DATA SUPPLIED

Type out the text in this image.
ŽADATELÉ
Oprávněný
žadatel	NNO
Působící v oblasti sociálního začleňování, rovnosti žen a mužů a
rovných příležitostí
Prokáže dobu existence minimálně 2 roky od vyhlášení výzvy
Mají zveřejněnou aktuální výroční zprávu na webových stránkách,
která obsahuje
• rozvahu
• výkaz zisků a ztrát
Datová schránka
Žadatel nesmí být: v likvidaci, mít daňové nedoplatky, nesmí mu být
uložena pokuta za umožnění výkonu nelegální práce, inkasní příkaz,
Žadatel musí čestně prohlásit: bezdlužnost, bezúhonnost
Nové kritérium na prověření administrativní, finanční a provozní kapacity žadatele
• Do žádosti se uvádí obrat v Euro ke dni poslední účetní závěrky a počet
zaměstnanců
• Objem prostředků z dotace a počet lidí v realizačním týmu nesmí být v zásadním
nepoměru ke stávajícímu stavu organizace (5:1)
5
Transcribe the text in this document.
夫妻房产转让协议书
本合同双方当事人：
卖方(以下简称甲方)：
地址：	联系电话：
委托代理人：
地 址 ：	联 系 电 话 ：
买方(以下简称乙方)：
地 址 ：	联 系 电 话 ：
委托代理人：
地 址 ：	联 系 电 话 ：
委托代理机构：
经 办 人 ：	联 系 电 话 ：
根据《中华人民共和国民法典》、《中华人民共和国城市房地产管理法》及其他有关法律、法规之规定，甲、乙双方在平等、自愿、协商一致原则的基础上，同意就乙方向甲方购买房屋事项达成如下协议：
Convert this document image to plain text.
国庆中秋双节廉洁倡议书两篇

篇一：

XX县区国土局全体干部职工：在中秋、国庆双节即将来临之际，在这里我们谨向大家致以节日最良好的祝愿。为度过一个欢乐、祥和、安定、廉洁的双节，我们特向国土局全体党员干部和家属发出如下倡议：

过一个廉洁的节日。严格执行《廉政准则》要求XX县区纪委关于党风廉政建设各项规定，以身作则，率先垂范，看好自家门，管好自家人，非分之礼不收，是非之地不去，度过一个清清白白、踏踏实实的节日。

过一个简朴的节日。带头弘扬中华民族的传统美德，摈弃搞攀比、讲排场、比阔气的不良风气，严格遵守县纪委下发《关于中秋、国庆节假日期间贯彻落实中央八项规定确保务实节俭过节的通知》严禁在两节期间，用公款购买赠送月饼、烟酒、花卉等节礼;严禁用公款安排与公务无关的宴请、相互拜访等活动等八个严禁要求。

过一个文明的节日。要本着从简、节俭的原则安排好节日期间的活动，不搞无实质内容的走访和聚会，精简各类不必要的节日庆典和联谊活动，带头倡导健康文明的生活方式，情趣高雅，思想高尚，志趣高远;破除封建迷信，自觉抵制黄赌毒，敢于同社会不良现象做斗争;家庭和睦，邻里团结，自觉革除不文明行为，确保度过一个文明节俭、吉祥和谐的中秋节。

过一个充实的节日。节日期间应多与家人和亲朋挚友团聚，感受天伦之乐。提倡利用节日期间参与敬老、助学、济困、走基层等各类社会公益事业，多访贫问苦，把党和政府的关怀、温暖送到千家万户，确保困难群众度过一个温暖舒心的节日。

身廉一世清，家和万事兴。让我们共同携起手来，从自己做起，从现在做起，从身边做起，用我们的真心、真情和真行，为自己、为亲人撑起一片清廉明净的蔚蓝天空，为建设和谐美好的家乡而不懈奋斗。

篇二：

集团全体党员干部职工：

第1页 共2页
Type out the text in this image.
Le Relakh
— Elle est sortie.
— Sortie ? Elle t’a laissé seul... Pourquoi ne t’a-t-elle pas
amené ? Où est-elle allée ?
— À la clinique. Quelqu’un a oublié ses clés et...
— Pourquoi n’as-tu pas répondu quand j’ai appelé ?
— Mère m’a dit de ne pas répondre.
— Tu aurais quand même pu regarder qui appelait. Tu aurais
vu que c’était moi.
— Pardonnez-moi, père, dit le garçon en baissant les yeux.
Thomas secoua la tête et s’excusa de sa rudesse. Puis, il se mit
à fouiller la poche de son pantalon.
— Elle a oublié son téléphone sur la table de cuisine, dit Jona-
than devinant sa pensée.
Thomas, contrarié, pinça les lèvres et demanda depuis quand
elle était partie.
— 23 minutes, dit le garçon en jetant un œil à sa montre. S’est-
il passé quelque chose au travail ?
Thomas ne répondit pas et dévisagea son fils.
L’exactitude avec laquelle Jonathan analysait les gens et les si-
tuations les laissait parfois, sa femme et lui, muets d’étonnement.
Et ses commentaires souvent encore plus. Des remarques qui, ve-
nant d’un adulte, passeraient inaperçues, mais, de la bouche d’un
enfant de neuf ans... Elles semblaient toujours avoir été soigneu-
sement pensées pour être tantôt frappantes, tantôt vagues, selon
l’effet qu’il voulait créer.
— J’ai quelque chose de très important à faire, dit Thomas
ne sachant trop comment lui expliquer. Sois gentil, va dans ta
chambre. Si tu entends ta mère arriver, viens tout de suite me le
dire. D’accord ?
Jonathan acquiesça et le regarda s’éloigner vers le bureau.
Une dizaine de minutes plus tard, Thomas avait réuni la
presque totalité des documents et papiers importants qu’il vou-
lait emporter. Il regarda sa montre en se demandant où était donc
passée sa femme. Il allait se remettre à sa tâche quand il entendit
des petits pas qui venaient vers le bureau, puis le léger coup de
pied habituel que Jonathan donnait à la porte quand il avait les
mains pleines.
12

TASK INSTRUCTIONS
Of all the lines above, how many contain the word "Thomas"? Answer with only the number.

FINAL RESULT
5